Data entries
## Start
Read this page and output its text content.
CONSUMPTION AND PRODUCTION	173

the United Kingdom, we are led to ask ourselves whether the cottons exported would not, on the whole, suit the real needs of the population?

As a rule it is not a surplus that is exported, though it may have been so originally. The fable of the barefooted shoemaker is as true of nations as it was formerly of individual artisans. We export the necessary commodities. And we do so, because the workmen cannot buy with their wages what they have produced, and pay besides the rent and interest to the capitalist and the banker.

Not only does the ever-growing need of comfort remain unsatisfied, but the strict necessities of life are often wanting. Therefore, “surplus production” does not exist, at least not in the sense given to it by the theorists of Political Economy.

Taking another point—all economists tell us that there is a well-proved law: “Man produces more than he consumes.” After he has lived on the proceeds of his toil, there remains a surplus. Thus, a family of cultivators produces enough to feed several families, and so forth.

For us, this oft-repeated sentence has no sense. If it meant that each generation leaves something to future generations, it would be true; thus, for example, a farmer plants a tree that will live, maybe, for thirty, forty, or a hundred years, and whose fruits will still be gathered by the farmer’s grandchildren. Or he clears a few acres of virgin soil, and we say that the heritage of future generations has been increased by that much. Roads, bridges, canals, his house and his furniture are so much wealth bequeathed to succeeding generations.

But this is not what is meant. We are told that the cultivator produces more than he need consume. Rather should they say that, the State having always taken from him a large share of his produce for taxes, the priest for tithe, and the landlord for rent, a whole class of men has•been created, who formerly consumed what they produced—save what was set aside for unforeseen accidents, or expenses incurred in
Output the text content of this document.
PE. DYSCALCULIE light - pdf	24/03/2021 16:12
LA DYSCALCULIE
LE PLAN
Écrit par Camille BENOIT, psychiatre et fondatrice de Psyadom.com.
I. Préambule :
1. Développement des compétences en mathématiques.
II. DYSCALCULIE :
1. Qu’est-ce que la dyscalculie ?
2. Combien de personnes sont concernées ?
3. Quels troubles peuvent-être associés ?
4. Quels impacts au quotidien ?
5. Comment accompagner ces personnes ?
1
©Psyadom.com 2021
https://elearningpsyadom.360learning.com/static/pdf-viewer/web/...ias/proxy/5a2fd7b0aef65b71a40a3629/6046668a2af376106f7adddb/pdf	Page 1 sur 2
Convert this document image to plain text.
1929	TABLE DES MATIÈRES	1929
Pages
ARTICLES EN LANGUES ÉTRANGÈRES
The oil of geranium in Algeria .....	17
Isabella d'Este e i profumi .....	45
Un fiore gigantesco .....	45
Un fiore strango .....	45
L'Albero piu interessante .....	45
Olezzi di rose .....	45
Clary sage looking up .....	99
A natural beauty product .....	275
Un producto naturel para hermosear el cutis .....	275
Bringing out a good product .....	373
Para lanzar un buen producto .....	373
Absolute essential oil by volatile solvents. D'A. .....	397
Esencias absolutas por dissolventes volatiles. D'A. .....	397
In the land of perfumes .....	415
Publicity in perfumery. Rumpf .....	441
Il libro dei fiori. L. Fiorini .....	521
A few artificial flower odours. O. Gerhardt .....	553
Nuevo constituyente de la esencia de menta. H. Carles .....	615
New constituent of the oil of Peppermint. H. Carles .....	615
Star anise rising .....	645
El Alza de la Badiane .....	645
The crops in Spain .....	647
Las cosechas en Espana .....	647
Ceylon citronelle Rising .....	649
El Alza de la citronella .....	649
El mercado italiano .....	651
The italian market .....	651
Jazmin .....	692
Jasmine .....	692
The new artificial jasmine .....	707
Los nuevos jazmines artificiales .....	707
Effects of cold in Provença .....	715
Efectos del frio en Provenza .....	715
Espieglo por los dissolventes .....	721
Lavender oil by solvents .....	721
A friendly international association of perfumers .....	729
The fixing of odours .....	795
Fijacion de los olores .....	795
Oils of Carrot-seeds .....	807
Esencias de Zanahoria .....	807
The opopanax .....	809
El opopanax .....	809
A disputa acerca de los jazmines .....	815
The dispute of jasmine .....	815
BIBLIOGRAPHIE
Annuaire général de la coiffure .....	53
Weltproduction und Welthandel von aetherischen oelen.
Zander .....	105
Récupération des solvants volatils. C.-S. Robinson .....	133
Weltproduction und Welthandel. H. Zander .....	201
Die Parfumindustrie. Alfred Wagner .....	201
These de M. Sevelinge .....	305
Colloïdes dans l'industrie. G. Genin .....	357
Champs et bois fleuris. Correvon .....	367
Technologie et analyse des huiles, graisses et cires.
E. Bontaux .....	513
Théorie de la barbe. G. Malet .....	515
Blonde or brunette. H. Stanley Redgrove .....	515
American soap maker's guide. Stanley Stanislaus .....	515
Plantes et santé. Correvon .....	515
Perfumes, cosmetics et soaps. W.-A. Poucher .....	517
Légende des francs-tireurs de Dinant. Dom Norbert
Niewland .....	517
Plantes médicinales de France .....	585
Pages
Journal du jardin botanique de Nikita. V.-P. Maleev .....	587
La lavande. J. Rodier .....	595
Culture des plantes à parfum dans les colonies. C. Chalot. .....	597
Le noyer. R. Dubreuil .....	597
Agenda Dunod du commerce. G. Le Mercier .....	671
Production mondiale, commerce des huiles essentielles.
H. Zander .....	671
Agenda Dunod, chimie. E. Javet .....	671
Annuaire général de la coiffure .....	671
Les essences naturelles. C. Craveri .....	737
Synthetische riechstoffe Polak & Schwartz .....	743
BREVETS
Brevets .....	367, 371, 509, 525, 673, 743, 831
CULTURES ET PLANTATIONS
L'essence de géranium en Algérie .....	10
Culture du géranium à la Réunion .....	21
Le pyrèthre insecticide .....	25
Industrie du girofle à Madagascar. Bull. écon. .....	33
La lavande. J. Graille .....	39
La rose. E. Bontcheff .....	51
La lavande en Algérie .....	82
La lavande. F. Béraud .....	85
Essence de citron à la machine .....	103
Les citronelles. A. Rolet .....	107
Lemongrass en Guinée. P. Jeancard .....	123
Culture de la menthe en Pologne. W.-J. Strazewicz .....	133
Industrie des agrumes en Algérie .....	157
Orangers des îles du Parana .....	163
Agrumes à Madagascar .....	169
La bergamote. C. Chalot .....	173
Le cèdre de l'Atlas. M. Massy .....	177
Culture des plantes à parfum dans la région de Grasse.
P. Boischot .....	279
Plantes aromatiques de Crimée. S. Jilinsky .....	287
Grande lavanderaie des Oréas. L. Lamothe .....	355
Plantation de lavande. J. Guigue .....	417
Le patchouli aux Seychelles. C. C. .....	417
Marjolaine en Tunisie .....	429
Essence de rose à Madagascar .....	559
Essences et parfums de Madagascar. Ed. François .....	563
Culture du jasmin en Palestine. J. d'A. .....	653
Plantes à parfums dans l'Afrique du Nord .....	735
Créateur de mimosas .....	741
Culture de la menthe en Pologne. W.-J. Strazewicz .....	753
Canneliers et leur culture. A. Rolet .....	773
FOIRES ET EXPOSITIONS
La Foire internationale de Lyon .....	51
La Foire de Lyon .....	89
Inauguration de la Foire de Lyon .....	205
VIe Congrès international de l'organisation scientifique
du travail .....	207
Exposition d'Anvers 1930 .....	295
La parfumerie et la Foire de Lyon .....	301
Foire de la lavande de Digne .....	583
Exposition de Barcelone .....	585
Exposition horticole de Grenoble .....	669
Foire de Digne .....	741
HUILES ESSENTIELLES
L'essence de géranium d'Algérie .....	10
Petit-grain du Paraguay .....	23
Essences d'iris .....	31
## End
* [Task prompt] Pull out the lines above in which the word "what" appears.

* [Exercise solution]
As a rule it is not a surplus that is exported, though it may have been so originally. The fable of the barefooted shoemaker is as true of nations as it was formerly of individual artisans. We export the necessary commodities. And we do so, because the workmen cannot buy with their wages what they have produced, and pay besides the rent and interest to the capitalist and the banker.
But this is not what is meant. We are told that the cultivator produces more than he need consume. Rather should they say that, the State having always taken from him a large share of his produce for taxes, the priest for tithe, and the landlord for rent, a whole class of men has•been created, who formerly consumed what they produced—save what was set aside for unforeseen accidents, or expenses incurred in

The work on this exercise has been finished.